▸ **Directions**: Output every line of the data below verbatim, with no changes, omissions, or additions.

[Data entries]
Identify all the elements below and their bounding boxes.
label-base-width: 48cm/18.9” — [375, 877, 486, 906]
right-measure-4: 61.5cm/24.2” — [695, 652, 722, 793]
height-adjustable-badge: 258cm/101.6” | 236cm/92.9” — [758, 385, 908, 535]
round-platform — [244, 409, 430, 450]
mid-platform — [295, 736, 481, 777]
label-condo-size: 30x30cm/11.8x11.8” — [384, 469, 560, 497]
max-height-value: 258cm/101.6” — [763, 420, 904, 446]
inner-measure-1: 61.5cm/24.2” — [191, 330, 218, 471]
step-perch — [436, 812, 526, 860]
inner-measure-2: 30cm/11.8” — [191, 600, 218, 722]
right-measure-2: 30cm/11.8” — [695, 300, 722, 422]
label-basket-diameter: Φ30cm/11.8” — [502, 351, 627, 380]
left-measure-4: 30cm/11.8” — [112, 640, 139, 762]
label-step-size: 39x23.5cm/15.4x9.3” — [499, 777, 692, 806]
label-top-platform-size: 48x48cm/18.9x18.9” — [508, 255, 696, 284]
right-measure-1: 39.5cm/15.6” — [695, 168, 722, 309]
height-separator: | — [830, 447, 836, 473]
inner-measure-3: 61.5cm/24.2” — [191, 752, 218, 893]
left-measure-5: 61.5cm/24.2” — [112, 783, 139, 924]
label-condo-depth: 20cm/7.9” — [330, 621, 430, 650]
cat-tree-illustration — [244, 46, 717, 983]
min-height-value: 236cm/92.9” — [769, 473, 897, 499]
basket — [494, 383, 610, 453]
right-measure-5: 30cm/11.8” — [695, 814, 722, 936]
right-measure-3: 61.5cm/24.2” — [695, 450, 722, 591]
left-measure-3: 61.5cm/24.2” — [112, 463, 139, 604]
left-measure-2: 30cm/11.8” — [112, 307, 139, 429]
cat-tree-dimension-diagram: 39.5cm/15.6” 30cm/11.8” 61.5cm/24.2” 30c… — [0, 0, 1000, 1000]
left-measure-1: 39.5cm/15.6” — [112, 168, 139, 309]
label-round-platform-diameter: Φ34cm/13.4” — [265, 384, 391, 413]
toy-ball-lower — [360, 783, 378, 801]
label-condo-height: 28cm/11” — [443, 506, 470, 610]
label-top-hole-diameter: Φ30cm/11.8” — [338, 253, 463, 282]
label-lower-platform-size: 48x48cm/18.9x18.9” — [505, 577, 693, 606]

▸ **Finished exercise**:
Identify all the elements below and their bounding boxes.
label-base-width: 48cm/18.9” — [375, 877, 486, 906]
right-measure-4: 61.5cm/24.2” — [695, 652, 722, 793]
height-adjustable-badge: 258cm/101.6” | 236cm/92.9” — [758, 385, 908, 535]
round-platform — [244, 409, 430, 450]
mid-platform — [295, 736, 481, 777]
label-condo-size: 30x30cm/11.8x11.8” — [384, 469, 560, 497]
max-height-value: 258cm/101.6” — [763, 420, 904, 446]
inner-measure-1: 61.5cm/24.2” — [191, 330, 218, 471]
step-perch — [436, 812, 526, 860]
inner-measure-2: 30cm/11.8” — [191, 600, 218, 722]
right-measure-2: 30cm/11.8” — [695, 300, 722, 422]
label-basket-diameter: Φ30cm/11.8” — [502, 351, 627, 380]
left-measure-4: 30cm/11.8” — [112, 640, 139, 762]
label-step-size: 39x23.5cm/15.4x9.3” — [499, 777, 692, 806]
label-top-platform-size: 48x48cm/18.9x18.9” — [508, 255, 696, 284]
right-measure-1: 39.5cm/15.6” — [695, 168, 722, 309]
height-separator: | — [830, 447, 836, 473]
inner-measure-3: 61.5cm/24.2” — [191, 752, 218, 893]
left-measure-5: 61.5cm/24.2” — [112, 783, 139, 924]
label-condo-depth: 20cm/7.9” — [330, 621, 430, 650]
cat-tree-illustration — [244, 46, 717, 983]
min-height-value: 236cm/92.9” — [769, 473, 897, 499]
basket — [494, 383, 610, 453]
right-measure-5: 30cm/11.8” — [695, 814, 722, 936]
right-measure-3: 61.5cm/24.2” — [695, 450, 722, 591]
left-measure-3: 61.5cm/24.2” — [112, 463, 139, 604]
left-measure-2: 30cm/11.8” — [112, 307, 139, 429]
cat-tree-dimension-diagram: 39.5cm/15.6” 30cm/11.8” 61.5cm/24.2” 30c… — [0, 0, 1000, 1000]
left-measure-1: 39.5cm/15.6” — [112, 168, 139, 309]
label-round-platform-diameter: Φ34cm/13.4” — [265, 384, 391, 413]
toy-ball-lower — [360, 783, 378, 801]
label-condo-height: 28cm/11” — [443, 506, 470, 610]
label-top-hole-diameter: Φ30cm/11.8” — [338, 253, 463, 282]
label-lower-platform-size: 48x48cm/18.9x18.9” — [505, 577, 693, 606]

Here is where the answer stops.